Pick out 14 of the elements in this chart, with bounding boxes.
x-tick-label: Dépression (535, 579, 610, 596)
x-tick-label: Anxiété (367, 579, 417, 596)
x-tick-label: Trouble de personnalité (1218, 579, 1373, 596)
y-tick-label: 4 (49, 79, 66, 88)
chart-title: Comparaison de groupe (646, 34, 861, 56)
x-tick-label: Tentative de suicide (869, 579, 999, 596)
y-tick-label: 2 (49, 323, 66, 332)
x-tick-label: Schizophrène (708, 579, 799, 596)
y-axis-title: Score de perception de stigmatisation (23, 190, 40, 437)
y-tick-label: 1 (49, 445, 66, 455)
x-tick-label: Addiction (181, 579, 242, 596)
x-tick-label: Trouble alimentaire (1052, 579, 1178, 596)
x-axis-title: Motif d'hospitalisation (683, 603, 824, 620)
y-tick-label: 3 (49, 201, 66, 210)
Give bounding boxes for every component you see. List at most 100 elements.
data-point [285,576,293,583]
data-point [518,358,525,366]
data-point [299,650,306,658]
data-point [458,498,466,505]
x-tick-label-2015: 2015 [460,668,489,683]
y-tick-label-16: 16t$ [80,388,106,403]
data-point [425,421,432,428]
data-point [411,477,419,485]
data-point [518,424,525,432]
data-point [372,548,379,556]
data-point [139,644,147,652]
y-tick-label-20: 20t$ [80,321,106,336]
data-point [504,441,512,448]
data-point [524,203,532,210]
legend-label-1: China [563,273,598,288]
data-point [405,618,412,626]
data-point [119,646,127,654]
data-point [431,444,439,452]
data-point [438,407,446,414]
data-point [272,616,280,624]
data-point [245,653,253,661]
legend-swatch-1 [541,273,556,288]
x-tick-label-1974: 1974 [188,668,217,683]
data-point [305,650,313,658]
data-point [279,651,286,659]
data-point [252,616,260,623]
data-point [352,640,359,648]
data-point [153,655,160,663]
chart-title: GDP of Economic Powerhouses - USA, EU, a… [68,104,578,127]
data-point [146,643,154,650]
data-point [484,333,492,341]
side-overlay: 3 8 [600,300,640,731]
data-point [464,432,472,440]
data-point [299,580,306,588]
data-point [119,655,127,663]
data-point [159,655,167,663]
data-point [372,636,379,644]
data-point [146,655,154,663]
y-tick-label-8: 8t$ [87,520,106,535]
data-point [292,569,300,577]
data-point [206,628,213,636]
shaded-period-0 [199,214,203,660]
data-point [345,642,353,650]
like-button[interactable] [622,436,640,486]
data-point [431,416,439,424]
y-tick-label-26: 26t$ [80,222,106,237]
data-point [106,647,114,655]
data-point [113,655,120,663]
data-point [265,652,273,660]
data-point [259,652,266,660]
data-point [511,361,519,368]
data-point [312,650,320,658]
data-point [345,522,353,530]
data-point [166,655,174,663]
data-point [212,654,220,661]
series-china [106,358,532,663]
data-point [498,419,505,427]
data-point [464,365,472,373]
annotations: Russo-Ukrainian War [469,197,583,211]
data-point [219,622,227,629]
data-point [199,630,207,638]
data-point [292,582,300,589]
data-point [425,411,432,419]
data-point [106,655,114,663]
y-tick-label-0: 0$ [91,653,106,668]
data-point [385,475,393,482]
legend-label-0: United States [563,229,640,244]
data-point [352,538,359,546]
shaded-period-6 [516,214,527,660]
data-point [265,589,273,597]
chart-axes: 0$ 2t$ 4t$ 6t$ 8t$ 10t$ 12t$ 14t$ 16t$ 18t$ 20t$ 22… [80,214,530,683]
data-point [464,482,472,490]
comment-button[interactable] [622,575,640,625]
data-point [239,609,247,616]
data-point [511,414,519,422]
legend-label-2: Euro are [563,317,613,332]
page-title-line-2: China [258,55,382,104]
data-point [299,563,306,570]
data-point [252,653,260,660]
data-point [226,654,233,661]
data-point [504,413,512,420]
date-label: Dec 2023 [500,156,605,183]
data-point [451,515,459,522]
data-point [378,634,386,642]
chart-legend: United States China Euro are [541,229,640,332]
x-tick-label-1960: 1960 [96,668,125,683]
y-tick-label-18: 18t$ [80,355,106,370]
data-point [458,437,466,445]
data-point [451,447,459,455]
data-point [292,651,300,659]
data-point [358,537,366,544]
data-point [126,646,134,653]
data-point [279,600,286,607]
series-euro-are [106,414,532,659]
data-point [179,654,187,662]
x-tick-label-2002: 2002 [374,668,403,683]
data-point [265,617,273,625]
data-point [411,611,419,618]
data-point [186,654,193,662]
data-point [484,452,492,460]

________________________________________

● **Work required**: Quote the records above word for word, in full.

● **Expected answer**:
Pick out 14 of the elements in this chart, with bounding boxes.
x-tick-label: Dépression (535, 579, 610, 596)
x-tick-label: Anxiété (367, 579, 417, 596)
x-tick-label: Trouble de personnalité (1218, 579, 1373, 596)
y-tick-label: 4 (49, 79, 66, 88)
chart-title: Comparaison de groupe (646, 34, 861, 56)
x-tick-label: Tentative de suicide (869, 579, 999, 596)
y-tick-label: 2 (49, 323, 66, 332)
x-tick-label: Schizophrène (708, 579, 799, 596)
y-axis-title: Score de perception de stigmatisation (23, 190, 40, 437)
y-tick-label: 1 (49, 445, 66, 455)
x-tick-label: Addiction (181, 579, 242, 596)
x-tick-label: Trouble alimentaire (1052, 579, 1178, 596)
x-axis-title: Motif d'hospitalisation (683, 603, 824, 620)
y-tick-label: 3 (49, 201, 66, 210)
Give bounding boxes for every component you see. List at most 100 elements.
data-point [285,576,293,583]
data-point [518,358,525,366]
data-point [299,650,306,658]
data-point [458,498,466,505]
x-tick-label-2015: 2015 [460,668,489,683]
y-tick-label-16: 16t$ [80,388,106,403]
data-point [425,421,432,428]
data-point [411,477,419,485]
data-point [518,424,525,432]
data-point [372,548,379,556]
data-point [139,644,147,652]
y-tick-label-20: 20t$ [80,321,106,336]
data-point [504,441,512,448]
data-point [524,203,532,210]
legend-label-1: China [563,273,598,288]
data-point [405,618,412,626]
data-point [119,646,127,654]
data-point [431,444,439,452]
data-point [438,407,446,414]
data-point [272,616,280,624]
data-point [245,653,253,661]
legend-swatch-1 [541,273,556,288]
x-tick-label-1974: 1974 [188,668,217,683]
data-point [305,650,313,658]
data-point [279,651,286,659]
data-point [252,616,260,623]
data-point [352,640,359,648]
data-point [153,655,160,663]
chart-title: GDP of Economic Powerhouses - USA, EU, a… [68,104,578,127]
data-point [146,643,154,650]
data-point [484,333,492,341]
side-overlay: 3 8 [600,300,640,731]
data-point [464,432,472,440]
data-point [299,580,306,588]
data-point [119,655,127,663]
data-point [159,655,167,663]
data-point [372,636,379,644]
data-point [146,655,154,663]
y-tick-label-8: 8t$ [87,520,106,535]
data-point [292,569,300,577]
data-point [206,628,213,636]
shaded-period-0 [199,214,203,660]
data-point [345,642,353,650]
like-button[interactable] [622,436,640,486]
data-point [431,416,439,424]
y-tick-label-26: 26t$ [80,222,106,237]
data-point [106,647,114,655]
data-point [113,655,120,663]
data-point [265,652,273,660]
data-point [259,652,266,660]
data-point [511,361,519,368]
data-point [312,650,320,658]
data-point [345,522,353,530]
data-point [166,655,174,663]
data-point [212,654,220,661]
series-china [106,358,532,663]
data-point [498,419,505,427]
data-point [464,365,472,373]
annotations: Russo-Ukrainian War [469,197,583,211]
data-point [219,622,227,629]
data-point [199,630,207,638]
data-point [292,582,300,589]
data-point [425,411,432,419]
data-point [106,655,114,663]
y-tick-label-0: 0$ [91,653,106,668]
data-point [385,475,393,482]
legend-label-0: United States [563,229,640,244]
data-point [352,538,359,546]
shaded-period-6 [516,214,527,660]
data-point [265,589,273,597]
chart-axes: 0$ 2t$ 4t$ 6t$ 8t$ 10t$ 12t$ 14t$ 16t$ 18t$ 20t$ 22… [80,214,530,683]
data-point [464,482,472,490]
comment-button[interactable] [622,575,640,625]
data-point [239,609,247,616]
data-point [511,414,519,422]
legend-label-2: Euro are [563,317,613,332]
page-title-line-2: China [258,55,382,104]
data-point [299,563,306,570]
data-point [252,653,260,660]
data-point [226,654,233,661]
data-point [504,413,512,420]
date-label: Dec 2023 [500,156,605,183]
data-point [451,515,459,522]
data-point [378,634,386,642]
chart-legend: United States China Euro are [541,229,640,332]
x-tick-label-1960: 1960 [96,668,125,683]
y-tick-label-18: 18t$ [80,355,106,370]
data-point [458,437,466,445]
data-point [451,447,459,455]
data-point [292,651,300,659]
data-point [358,537,366,544]
data-point [126,646,134,653]
data-point [279,600,286,607]
series-euro-are [106,414,532,659]
data-point [179,654,187,662]
x-tick-label-2002: 2002 [374,668,403,683]
data-point [265,617,273,625]
data-point [411,611,419,618]
data-point [186,654,193,662]
data-point [484,452,492,460]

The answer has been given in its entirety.